■ What is needed ■
Return the lines where the word "Income" occurs.

Dataset records
= = = = = = =

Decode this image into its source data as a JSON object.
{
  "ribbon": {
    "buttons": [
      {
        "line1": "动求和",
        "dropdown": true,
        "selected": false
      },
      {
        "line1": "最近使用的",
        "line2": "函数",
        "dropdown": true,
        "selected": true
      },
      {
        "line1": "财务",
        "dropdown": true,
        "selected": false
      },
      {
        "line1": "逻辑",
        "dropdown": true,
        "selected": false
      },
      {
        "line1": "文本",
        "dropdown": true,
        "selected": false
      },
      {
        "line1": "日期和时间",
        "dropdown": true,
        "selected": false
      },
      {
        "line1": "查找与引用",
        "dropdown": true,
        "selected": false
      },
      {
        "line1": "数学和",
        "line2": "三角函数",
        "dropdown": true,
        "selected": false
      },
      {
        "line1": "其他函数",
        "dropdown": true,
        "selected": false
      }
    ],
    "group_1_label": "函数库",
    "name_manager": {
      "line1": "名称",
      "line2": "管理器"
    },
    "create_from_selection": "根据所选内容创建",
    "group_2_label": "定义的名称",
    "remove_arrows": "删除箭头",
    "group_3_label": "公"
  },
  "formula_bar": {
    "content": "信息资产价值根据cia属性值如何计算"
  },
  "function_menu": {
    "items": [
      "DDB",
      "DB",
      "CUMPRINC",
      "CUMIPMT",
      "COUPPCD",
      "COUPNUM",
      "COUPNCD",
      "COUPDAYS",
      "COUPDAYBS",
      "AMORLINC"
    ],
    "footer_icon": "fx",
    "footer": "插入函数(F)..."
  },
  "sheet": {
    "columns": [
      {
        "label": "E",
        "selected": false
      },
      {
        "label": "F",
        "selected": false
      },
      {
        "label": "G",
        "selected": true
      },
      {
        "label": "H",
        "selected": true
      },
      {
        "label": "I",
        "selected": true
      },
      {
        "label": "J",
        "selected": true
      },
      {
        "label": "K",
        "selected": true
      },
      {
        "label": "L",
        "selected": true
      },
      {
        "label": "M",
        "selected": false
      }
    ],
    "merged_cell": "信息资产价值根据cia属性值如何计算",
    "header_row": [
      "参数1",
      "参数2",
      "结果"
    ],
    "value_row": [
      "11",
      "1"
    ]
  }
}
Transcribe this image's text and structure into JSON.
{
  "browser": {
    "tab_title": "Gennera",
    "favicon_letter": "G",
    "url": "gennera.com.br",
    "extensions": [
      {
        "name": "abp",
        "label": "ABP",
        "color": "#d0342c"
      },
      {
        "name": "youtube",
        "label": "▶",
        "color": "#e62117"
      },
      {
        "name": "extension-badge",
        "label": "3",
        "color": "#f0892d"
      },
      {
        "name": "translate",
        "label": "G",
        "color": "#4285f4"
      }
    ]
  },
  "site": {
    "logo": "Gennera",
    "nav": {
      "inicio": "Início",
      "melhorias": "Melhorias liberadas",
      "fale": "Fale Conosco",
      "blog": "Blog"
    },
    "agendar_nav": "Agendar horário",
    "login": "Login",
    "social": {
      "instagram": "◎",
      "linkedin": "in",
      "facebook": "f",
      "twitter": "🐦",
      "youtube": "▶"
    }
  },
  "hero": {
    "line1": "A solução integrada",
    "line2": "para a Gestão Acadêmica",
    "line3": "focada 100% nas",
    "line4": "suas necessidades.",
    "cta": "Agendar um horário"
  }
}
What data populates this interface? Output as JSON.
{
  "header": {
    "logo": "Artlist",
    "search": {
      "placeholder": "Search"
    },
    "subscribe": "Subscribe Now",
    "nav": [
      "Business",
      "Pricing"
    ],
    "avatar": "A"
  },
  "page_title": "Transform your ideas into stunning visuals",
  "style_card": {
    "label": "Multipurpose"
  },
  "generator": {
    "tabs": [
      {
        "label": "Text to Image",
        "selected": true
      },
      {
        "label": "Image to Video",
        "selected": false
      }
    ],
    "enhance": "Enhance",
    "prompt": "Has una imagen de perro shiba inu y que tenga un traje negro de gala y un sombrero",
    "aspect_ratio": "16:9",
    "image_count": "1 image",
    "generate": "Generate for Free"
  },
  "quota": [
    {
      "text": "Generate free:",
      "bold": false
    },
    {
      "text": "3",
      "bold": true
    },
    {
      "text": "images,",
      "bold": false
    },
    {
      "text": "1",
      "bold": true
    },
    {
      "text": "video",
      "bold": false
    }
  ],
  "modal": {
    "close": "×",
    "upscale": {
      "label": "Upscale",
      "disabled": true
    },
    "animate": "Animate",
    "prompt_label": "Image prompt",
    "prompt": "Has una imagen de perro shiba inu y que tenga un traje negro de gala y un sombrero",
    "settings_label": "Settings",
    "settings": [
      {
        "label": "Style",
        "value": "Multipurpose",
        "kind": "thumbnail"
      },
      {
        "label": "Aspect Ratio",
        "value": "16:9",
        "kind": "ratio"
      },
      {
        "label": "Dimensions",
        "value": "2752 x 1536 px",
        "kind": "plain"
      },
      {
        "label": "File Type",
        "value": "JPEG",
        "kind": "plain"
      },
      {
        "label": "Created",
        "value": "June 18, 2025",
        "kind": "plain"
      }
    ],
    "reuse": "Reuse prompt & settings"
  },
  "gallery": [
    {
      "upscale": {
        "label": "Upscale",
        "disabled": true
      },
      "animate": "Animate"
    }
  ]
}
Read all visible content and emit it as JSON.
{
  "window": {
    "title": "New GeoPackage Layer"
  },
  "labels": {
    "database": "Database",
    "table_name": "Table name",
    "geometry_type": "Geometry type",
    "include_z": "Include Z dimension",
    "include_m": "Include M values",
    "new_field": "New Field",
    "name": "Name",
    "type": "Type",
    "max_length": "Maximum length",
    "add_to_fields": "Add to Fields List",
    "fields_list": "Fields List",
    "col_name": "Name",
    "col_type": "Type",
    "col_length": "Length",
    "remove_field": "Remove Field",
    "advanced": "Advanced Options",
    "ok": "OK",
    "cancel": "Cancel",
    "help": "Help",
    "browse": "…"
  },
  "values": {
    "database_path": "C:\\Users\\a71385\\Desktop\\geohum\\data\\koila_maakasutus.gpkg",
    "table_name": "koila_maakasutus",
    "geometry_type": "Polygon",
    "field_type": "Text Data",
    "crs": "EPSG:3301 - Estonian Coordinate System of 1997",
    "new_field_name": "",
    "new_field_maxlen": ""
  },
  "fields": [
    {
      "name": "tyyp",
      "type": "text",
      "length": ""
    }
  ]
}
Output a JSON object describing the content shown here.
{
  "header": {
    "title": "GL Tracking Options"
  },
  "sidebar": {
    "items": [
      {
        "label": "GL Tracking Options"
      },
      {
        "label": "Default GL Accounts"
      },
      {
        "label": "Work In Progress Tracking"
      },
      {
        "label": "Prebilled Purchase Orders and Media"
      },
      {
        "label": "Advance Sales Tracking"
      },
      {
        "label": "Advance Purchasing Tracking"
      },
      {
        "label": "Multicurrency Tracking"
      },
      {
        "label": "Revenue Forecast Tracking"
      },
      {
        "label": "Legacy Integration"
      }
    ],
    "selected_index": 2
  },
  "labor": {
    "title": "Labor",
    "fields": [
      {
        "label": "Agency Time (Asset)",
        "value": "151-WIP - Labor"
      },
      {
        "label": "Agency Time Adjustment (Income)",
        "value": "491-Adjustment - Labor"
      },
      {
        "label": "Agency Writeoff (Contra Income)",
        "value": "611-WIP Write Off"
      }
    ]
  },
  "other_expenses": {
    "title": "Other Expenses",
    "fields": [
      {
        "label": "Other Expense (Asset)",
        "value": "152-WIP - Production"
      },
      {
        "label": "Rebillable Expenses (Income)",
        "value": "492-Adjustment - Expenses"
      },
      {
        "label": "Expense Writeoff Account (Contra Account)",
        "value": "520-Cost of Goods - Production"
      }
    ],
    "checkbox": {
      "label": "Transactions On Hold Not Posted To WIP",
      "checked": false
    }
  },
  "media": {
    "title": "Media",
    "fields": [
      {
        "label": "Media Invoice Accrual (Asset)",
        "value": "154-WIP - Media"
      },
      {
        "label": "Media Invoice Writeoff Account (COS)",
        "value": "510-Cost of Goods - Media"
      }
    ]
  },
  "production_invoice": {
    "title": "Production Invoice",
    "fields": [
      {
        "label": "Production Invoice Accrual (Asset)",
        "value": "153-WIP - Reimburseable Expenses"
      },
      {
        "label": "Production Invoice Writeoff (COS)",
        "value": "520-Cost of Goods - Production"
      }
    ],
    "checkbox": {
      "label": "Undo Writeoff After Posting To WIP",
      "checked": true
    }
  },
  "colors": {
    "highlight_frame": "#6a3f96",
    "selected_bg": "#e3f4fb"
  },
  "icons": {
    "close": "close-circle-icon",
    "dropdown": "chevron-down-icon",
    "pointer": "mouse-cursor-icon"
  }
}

= = = = = = =

■ Task answer ■
        "label": "Agency Time Adjustment (Income)",
        "label": "Agency Writeoff (Contra Income)",
        "label": "Rebillable Expenses (Income)",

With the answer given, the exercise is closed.